- To do: Restate the entries below word for word, omitting nothing.

- Input records:
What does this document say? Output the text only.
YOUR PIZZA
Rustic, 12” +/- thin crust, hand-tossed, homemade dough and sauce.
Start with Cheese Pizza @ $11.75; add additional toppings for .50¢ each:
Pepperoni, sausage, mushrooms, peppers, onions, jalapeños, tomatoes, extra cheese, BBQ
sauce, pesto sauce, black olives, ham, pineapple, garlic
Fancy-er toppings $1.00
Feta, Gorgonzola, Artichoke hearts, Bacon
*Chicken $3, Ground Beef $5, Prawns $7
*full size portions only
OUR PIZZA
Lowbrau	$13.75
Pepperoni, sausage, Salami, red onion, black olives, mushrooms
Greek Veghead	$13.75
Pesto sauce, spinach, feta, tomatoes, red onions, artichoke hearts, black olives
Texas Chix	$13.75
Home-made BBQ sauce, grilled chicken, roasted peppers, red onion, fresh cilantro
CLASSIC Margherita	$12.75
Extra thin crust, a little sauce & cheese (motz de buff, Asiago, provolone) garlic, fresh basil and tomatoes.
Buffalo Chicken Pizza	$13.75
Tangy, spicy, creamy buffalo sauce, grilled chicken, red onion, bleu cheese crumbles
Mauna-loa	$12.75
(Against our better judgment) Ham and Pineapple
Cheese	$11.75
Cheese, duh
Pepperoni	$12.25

- Solution to the problem:
What does this document say? Output the text only.
YOUR PIZZA
Rustic, 12” +/- thin crust, hand-tossed, homemade dough and sauce.
Start with Cheese Pizza @ $11.75; add additional toppings for .50¢ each:
Pepperoni, sausage, mushrooms, peppers, onions, jalapeños, tomatoes, extra cheese, BBQ
sauce, pesto sauce, black olives, ham, pineapple, garlic
Fancy-er toppings $1.00
Feta, Gorgonzola, Artichoke hearts, Bacon
*Chicken $3, Ground Beef $5, Prawns $7
*full size portions only
OUR PIZZA
Lowbrau	$13.75
Pepperoni, sausage, Salami, red onion, black olives, mushrooms
Greek Veghead	$13.75
Pesto sauce, spinach, feta, tomatoes, red onions, artichoke hearts, black olives
Texas Chix	$13.75
Home-made BBQ sauce, grilled chicken, roasted peppers, red onion, fresh cilantro
CLASSIC Margherita	$12.75
Extra thin crust, a little sauce & cheese (motz de buff, Asiago, provolone) garlic, fresh basil and tomatoes.
Buffalo Chicken Pizza	$13.75
Tangy, spicy, creamy buffalo sauce, grilled chicken, red onion, bleu cheese crumbles
Mauna-loa	$12.75
(Against our better judgment) Ham and Pineapple
Cheese	$11.75
Cheese, duh
Pepperoni	$12.25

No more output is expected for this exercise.